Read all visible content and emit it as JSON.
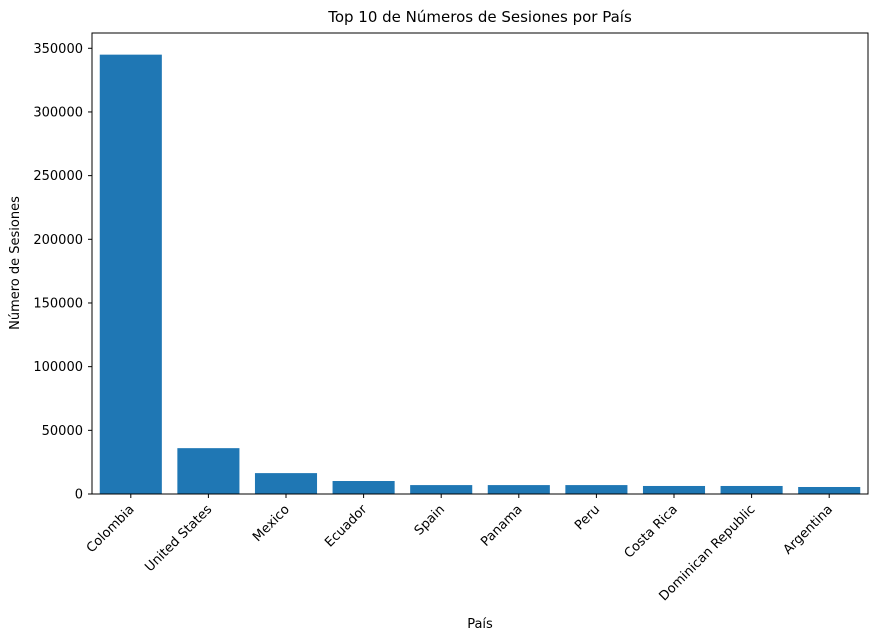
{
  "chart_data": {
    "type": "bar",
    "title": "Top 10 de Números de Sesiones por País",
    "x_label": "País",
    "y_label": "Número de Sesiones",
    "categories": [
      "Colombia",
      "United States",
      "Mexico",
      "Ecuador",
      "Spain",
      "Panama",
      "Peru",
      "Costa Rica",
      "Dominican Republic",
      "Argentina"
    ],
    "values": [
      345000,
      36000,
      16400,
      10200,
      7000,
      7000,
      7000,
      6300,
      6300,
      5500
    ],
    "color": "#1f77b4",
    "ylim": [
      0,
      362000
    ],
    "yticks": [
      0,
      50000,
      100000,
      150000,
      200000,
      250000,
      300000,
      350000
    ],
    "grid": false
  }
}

What is needed: Lines of the material that contain the word "Sesiones" are to be gathered.

Exercise response:
    "title": "Top 10 de Números de Sesiones por País",
    "y_label": "Número de Sesiones",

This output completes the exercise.